## Instructions to follow
Your task is to copy every line of this material exactly.

[Records from a data source]
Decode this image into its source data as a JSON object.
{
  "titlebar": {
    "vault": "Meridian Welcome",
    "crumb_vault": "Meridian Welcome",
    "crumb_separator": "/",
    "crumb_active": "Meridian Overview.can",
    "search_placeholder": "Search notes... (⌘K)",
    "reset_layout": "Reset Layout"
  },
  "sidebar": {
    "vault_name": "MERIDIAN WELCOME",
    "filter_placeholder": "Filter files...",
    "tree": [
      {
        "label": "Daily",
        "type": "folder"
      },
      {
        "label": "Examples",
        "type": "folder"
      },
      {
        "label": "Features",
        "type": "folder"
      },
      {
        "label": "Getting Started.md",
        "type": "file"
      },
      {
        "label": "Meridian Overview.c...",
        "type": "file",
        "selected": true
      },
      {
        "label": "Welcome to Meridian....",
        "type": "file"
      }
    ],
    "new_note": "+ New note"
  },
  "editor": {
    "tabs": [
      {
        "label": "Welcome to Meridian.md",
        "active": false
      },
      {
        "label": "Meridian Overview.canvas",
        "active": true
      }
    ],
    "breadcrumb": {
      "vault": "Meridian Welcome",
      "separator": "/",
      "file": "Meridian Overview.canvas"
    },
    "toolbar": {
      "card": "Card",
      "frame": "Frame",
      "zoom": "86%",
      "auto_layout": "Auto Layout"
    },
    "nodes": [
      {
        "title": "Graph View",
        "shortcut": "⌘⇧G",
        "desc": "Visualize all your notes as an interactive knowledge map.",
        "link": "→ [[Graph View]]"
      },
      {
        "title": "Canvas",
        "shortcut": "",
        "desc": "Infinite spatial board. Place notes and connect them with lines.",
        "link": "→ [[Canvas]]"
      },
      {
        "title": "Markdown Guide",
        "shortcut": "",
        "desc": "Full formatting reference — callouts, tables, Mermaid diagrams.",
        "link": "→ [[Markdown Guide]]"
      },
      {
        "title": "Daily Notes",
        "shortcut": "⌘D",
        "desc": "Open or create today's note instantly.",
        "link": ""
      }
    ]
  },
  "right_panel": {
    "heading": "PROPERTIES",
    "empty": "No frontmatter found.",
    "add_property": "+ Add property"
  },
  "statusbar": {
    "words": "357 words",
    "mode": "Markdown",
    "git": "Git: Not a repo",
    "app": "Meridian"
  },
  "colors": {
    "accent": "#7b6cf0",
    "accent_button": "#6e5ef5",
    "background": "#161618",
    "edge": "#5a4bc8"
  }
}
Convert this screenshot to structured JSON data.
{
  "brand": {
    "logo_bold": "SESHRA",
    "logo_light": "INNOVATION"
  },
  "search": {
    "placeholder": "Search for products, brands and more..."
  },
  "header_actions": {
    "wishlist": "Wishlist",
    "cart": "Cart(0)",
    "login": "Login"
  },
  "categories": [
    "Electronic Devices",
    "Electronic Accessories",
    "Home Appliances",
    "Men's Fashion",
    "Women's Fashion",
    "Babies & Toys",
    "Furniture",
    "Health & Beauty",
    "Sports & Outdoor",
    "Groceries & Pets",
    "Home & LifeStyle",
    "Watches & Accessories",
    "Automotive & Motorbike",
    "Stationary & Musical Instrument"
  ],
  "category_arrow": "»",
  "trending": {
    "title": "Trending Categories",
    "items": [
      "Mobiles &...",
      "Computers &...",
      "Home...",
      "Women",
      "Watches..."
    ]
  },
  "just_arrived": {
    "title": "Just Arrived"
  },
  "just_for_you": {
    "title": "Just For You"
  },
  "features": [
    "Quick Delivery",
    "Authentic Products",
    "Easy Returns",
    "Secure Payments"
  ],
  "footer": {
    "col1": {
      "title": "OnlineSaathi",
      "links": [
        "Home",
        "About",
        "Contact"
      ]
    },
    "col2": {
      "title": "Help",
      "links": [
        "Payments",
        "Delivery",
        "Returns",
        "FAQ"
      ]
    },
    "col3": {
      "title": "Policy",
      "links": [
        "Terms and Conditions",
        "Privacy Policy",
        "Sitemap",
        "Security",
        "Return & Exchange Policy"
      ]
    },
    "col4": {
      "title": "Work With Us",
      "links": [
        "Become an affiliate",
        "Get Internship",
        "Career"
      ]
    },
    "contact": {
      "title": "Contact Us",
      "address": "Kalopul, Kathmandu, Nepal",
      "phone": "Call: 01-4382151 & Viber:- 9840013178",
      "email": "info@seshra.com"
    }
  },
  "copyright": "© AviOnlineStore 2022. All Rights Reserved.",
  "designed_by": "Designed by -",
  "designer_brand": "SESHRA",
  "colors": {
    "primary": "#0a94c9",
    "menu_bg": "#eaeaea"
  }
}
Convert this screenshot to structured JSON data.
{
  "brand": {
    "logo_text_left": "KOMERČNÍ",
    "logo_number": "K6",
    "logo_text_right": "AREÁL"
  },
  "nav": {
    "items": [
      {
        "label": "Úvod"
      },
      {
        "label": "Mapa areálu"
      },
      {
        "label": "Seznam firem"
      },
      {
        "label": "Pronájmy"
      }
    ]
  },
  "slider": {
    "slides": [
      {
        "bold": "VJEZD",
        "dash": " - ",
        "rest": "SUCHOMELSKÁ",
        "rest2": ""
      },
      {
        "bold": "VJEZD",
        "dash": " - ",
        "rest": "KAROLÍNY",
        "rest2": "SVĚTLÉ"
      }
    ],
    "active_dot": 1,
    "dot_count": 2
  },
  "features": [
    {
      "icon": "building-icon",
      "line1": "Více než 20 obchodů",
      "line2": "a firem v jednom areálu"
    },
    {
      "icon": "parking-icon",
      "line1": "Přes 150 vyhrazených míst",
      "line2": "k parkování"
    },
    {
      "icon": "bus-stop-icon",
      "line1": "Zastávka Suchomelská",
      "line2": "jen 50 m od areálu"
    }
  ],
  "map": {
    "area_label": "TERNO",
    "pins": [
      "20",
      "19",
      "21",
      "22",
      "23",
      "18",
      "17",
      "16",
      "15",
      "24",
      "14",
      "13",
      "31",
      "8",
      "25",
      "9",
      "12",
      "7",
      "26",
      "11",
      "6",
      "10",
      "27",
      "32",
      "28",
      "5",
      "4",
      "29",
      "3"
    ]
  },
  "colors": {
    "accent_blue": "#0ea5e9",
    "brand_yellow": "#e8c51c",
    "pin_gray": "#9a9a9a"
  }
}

## Exercise result
Decode this image into its source data as a JSON object.
{
  "titlebar": {
    "vault": "Meridian Welcome",
    "crumb_vault": "Meridian Welcome",
    "crumb_separator": "/",
    "crumb_active": "Meridian Overview.can",
    "search_placeholder": "Search notes... (⌘K)",
    "reset_layout": "Reset Layout"
  },
  "sidebar": {
    "vault_name": "MERIDIAN WELCOME",
    "filter_placeholder": "Filter files...",
    "tree": [
      {
        "label": "Daily",
        "type": "folder"
      },
      {
        "label": "Examples",
        "type": "folder"
      },
      {
        "label": "Features",
        "type": "folder"
      },
      {
        "label": "Getting Started.md",
        "type": "file"
      },
      {
        "label": "Meridian Overview.c...",
        "type": "file",
        "selected": true
      },
      {
        "label": "Welcome to Meridian....",
        "type": "file"
      }
    ],
    "new_note": "+ New note"
  },
  "editor": {
    "tabs": [
      {
        "label": "Welcome to Meridian.md",
        "active": false
      },
      {
        "label": "Meridian Overview.canvas",
        "active": true
      }
    ],
    "breadcrumb": {
      "vault": "Meridian Welcome",
      "separator": "/",
      "file": "Meridian Overview.canvas"
    },
    "toolbar": {
      "card": "Card",
      "frame": "Frame",
      "zoom": "86%",
      "auto_layout": "Auto Layout"
    },
    "nodes": [
      {
        "title": "Graph View",
        "shortcut": "⌘⇧G",
        "desc": "Visualize all your notes as an interactive knowledge map.",
        "link": "→ [[Graph View]]"
      },
      {
        "title": "Canvas",
        "shortcut": "",
        "desc": "Infinite spatial board. Place notes and connect them with lines.",
        "link": "→ [[Canvas]]"
      },
      {
        "title": "Markdown Guide",
        "shortcut": "",
        "desc": "Full formatting reference — callouts, tables, Mermaid diagrams.",
        "link": "→ [[Markdown Guide]]"
      },
      {
        "title": "Daily Notes",
        "shortcut": "⌘D",
        "desc": "Open or create today's note instantly.",
        "link": ""
      }
    ]
  },
  "right_panel": {
    "heading": "PROPERTIES",
    "empty": "No frontmatter found.",
    "add_property": "+ Add property"
  },
  "statusbar": {
    "words": "357 words",
    "mode": "Markdown",
    "git": "Git: Not a repo",
    "app": "Meridian"
  },
  "colors": {
    "accent": "#7b6cf0",
    "accent_button": "#6e5ef5",
    "background": "#161618",
    "edge": "#5a4bc8"
  }
}
Convert this screenshot to structured JSON data.
{
  "brand": {
    "logo_bold": "SESHRA",
    "logo_light": "INNOVATION"
  },
  "search": {
    "placeholder": "Search for products, brands and more..."
  },
  "header_actions": {
    "wishlist": "Wishlist",
    "cart": "Cart(0)",
    "login": "Login"
  },
  "categories": [
    "Electronic Devices",
    "Electronic Accessories",
    "Home Appliances",
    "Men's Fashion",
    "Women's Fashion",
    "Babies & Toys",
    "Furniture",
    "Health & Beauty",
    "Sports & Outdoor",
    "Groceries & Pets",
    "Home & LifeStyle",
    "Watches & Accessories",
    "Automotive & Motorbike",
    "Stationary & Musical Instrument"
  ],
  "category_arrow": "»",
  "trending": {
    "title": "Trending Categories",
    "items": [
      "Mobiles &...",
      "Computers &...",
      "Home...",
      "Women",
      "Watches..."
    ]
  },
  "just_arrived": {
    "title": "Just Arrived"
  },
  "just_for_you": {
    "title": "Just For You"
  },
  "features": [
    "Quick Delivery",
    "Authentic Products",
    "Easy Returns",
    "Secure Payments"
  ],
  "footer": {
    "col1": {
      "title": "OnlineSaathi",
      "links": [
        "Home",
        "About",
        "Contact"
      ]
    },
    "col2": {
      "title": "Help",
      "links": [
        "Payments",
        "Delivery",
        "Returns",
        "FAQ"
      ]
    },
    "col3": {
      "title": "Policy",
      "links": [
        "Terms and Conditions",
        "Privacy Policy",
        "Sitemap",
        "Security",
        "Return & Exchange Policy"
      ]
    },
    "col4": {
      "title": "Work With Us",
      "links": [
        "Become an affiliate",
        "Get Internship",
        "Career"
      ]
    },
    "contact": {
      "title": "Contact Us",
      "address": "Kalopul, Kathmandu, Nepal",
      "phone": "Call: 01-4382151 & Viber:- 9840013178",
      "email": "info@seshra.com"
    }
  },
  "copyright": "© AviOnlineStore 2022. All Rights Reserved.",
  "designed_by": "Designed by -",
  "designer_brand": "SESHRA",
  "colors": {
    "primary": "#0a94c9",
    "menu_bg": "#eaeaea"
  }
}
Convert this screenshot to structured JSON data.
{
  "brand": {
    "logo_text_left": "KOMERČNÍ",
    "logo_number": "K6",
    "logo_text_right": "AREÁL"
  },
  "nav": {
    "items": [
      {
        "label": "Úvod"
      },
      {
        "label": "Mapa areálu"
      },
      {
        "label": "Seznam firem"
      },
      {
        "label": "Pronájmy"
      }
    ]
  },
  "slider": {
    "slides": [
      {
        "bold": "VJEZD",
        "dash": " - ",
        "rest": "SUCHOMELSKÁ",
        "rest2": ""
      },
      {
        "bold": "VJEZD",
        "dash": " - ",
        "rest": "KAROLÍNY",
        "rest2": "SVĚTLÉ"
      }
    ],
    "active_dot": 1,
    "dot_count": 2
  },
  "features": [
    {
      "icon": "building-icon",
      "line1": "Více než 20 obchodů",
      "line2": "a firem v jednom areálu"
    },
    {
      "icon": "parking-icon",
      "line1": "Přes 150 vyhrazených míst",
      "line2": "k parkování"
    },
    {
      "icon": "bus-stop-icon",
      "line1": "Zastávka Suchomelská",
      "line2": "jen 50 m od areálu"
    }
  ],
  "map": {
    "area_label": "TERNO",
    "pins": [
      "20",
      "19",
      "21",
      "22",
      "23",
      "18",
      "17",
      "16",
      "15",
      "24",
      "14",
      "13",
      "31",
      "8",
      "25",
      "9",
      "12",
      "7",
      "26",
      "11",
      "6",
      "10",
      "27",
      "32",
      "28",
      "5",
      "4",
      "29",
      "3"
    ]
  },
  "colors": {
    "accent_blue": "#0ea5e9",
    "brand_yellow": "#e8c51c",
    "pin_gray": "#9a9a9a"
  }
}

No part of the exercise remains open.